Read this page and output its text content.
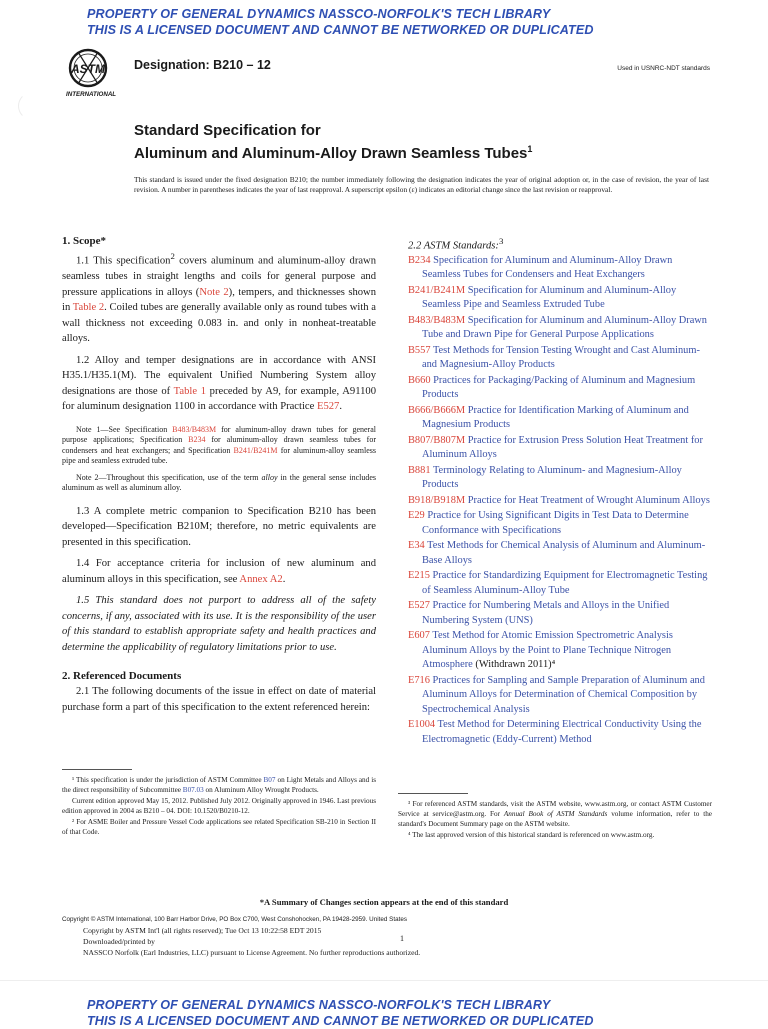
PROPERTY OF GENERAL DYNAMICS NASSCO-NORFOLK'S TECH LIBRARY
THIS IS A LICENSED DOCUMENT AND CANNOT BE NETWORKED OR DUPLICATED
ASTM
INTERNATIONAL
Designation: B210 – 12	Used in USNRC-NDT standards
Standard Specification for
Aluminum and Aluminum-Alloy Drawn Seamless Tubes$^1$
This standard is issued under the fixed designation B210; the number immediately following the designation indicates the year of original adoption or, in the case of revision, the year of last revision. A number in parentheses indicates the year of last reapproval. A superscript epsilon (ε) indicates an editorial change since the last revision or reapproval.

1. Scope*

1.1 This specification$^2$ covers aluminum and aluminum-alloy drawn seamless tubes in straight lengths and coils for general purpose and pressure applications in alloys (Note 2), tempers, and thicknesses shown in Table 2. Coiled tubes are generally available only as round tubes with a wall thickness not exceeding 0.083 in. and only in nonheat-treatable alloys.

1.2 Alloy and temper designations are in accordance with ANSI H35.1/H35.1(M). The equivalent Unified Numbering System alloy designations are those of Table 1 preceded by A9, for example, A91100 for aluminum designation 1100 in accordance with Practice E527.

Note 1—See Specification B483/B483M for aluminum-alloy drawn tubes for general purpose applications; Specification B234 for aluminum-alloy drawn seamless tubes for condensers and heat exchangers; and Specification B241/B241M for aluminum-alloy seamless pipe and seamless extruded tube.

Note 2—Throughout this specification, use of the term alloy in the general sense includes aluminum as well as aluminum alloy.

1.3 A complete metric companion to Specification B210 has been developed—Specification B210M; therefore, no metric equivalents are presented in this specification.

1.4 For acceptance criteria for inclusion of new aluminum and aluminum alloys in this specification, see Annex A2.

1.5 This standard does not purport to address all of the safety concerns, if any, associated with its use. It is the responsibility of the user of this standard to establish appropriate safety and health practices and determine the applicability of regulatory limitations prior to use.

2. Referenced Documents

2.1 The following documents of the issue in effect on date of material purchase form a part of this specification to the extent referenced herein:

2.2 ASTM Standards:$^3$

B234 Specification for Aluminum and Aluminum-Alloy Drawn Seamless Tubes for Condensers and Heat Exchangers
B241/B241M Specification for Aluminum and Aluminum-Alloy Seamless Pipe and Seamless Extruded Tube
B483/B483M Specification for Aluminum and Aluminum-Alloy Drawn Tube and Drawn Pipe for General Purpose Applications
B557 Test Methods for Tension Testing Wrought and Cast Aluminum- and Magnesium-Alloy Products
B660 Practices for Packaging/Packing of Aluminum and Magnesium Products
B666/B666M Practice for Identification Marking of Aluminum and Magnesium Products
B807/B807M Practice for Extrusion Press Solution Heat Treatment for Aluminum Alloys
B881 Terminology Relating to Aluminum- and Magnesium-Alloy Products
B918/B918M Practice for Heat Treatment of Wrought Aluminum Alloys
E29 Practice for Using Significant Digits in Test Data to Determine Conformance with Specifications
E34 Test Methods for Chemical Analysis of Aluminum and Aluminum-Base Alloys
E215 Practice for Standardizing Equipment for Electromagnetic Testing of Seamless Aluminum-Alloy Tube
E527 Practice for Numbering Metals and Alloys in the Unified Numbering System (UNS)
E607 Test Method for Atomic Emission Spectrometric Analysis Aluminum Alloys by the Point to Plane Technique Nitrogen Atmosphere (Withdrawn 2011)⁴
E716 Practices for Sampling and Sample Preparation of Aluminum and Aluminum Alloys for Determination of Chemical Composition by Spectrochemical Analysis
E1004 Test Method for Determining Electrical Conductivity Using the Electromagnetic (Eddy-Current) Method

¹ This specification is under the jurisdiction of ASTM Committee B07 on Light Metals and Alloys and is the direct responsibility of Subcommittee B07.03 on Aluminum Alloy Wrought Products.

Current edition approved May 15, 2012. Published July 2012. Originally approved in 1946. Last previous edition approved in 2004 as B210 – 04. DOI: 10.1520/B0210-12.

² For ASME Boiler and Pressure Vessel Code applications see related Specification SB-210 in Section II of that Code.

³ For referenced ASTM standards, visit the ASTM website, www.astm.org, or contact ASTM Customer Service at service@astm.org. For Annual Book of ASTM Standards volume information, refer to the standard's Document Summary page on the ASTM website.

⁴ The last approved version of this historical standard is referenced on www.astm.org.

*A Summary of Changes section appears at the end of this standard
Copyright © ASTM International, 100 Barr Harbor Drive, PO Box C700, West Conshohocken, PA 19428-2959. United States
Copyright by ASTM Int'l (all rights reserved); Tue Oct 13 10:22:58 EDT 2015
Downloaded/printed by
NASSCO Norfolk (Earl Industries, LLC) pursuant to License Agreement. No further reproductions authorized.
1
PROPERTY OF GENERAL DYNAMICS NASSCO-NORFOLK'S TECH LIBRARY
THIS IS A LICENSED DOCUMENT AND CANNOT BE NETWORKED OR DUPLICATED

· · · · ·

Exercise details
Copy all lines from the entries that contain the word "following".

Exercise response
This standard is issued under the fixed designation B210; the number immediately following the designation indicates the year of original adoption or, in the case of revision, the year of last revision. A number in parentheses indicates the year of last reapproval. A superscript epsilon (ε) indicates an editorial change since the last revision or reapproval.
2.1 The following documents of the issue in effect on date of material purchase form a part of this specification to the extent referenced herein:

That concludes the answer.